▶ [OBJECTIVE]
Collect all lines from the listing that include the string "type".

Part of a data file:
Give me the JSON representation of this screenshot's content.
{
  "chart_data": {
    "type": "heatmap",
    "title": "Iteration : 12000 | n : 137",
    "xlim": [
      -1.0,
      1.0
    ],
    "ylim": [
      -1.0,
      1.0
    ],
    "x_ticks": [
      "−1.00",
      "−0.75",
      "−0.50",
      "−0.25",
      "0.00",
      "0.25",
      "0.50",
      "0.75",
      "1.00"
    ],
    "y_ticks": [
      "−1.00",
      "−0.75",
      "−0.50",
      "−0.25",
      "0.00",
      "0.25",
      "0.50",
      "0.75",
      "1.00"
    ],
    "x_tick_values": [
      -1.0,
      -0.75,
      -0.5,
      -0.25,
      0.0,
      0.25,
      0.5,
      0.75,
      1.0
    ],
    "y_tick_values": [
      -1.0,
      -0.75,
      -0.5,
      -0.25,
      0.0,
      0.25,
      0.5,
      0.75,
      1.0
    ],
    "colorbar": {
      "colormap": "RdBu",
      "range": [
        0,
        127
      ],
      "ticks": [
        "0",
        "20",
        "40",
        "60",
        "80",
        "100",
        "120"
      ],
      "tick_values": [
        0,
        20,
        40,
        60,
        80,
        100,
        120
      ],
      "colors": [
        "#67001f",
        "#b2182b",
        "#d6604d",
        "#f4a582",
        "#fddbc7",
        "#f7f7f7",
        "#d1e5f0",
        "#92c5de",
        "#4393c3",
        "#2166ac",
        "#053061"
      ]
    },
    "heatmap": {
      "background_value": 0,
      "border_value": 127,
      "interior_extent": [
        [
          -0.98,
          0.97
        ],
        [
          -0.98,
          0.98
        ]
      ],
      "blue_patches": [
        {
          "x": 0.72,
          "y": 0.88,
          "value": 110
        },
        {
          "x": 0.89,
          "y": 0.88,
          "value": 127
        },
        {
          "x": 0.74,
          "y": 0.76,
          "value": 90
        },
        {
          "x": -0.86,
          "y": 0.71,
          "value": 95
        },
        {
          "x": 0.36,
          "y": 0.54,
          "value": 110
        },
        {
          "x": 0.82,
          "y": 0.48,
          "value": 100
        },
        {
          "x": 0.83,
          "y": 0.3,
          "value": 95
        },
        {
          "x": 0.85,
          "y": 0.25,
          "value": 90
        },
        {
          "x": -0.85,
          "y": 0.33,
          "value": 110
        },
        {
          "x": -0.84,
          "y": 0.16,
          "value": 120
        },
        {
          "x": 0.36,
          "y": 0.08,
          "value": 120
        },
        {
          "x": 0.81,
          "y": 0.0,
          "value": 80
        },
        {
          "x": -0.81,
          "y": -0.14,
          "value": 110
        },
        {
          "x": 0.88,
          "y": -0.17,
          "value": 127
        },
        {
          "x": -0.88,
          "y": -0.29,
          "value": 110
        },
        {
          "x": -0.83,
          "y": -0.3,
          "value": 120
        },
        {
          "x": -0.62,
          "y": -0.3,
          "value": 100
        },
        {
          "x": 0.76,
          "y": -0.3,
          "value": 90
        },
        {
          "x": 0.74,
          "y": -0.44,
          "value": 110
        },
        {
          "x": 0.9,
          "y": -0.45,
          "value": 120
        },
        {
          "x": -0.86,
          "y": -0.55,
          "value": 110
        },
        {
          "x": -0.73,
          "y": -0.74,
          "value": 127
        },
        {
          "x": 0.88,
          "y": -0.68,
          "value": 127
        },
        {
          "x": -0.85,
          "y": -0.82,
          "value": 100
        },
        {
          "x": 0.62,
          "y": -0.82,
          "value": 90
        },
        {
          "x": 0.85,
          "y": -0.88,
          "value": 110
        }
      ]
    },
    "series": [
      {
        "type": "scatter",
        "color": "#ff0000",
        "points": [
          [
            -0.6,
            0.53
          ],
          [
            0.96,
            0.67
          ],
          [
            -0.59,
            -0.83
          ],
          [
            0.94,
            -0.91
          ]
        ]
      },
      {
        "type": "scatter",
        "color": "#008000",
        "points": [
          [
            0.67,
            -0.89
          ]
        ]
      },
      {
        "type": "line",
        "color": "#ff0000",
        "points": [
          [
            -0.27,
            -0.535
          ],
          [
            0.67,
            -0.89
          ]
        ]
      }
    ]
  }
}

▶ [TASK RESULT]
    "type": "heatmap",
        "type": "scatter",
        "type": "scatter",
        "type": "line",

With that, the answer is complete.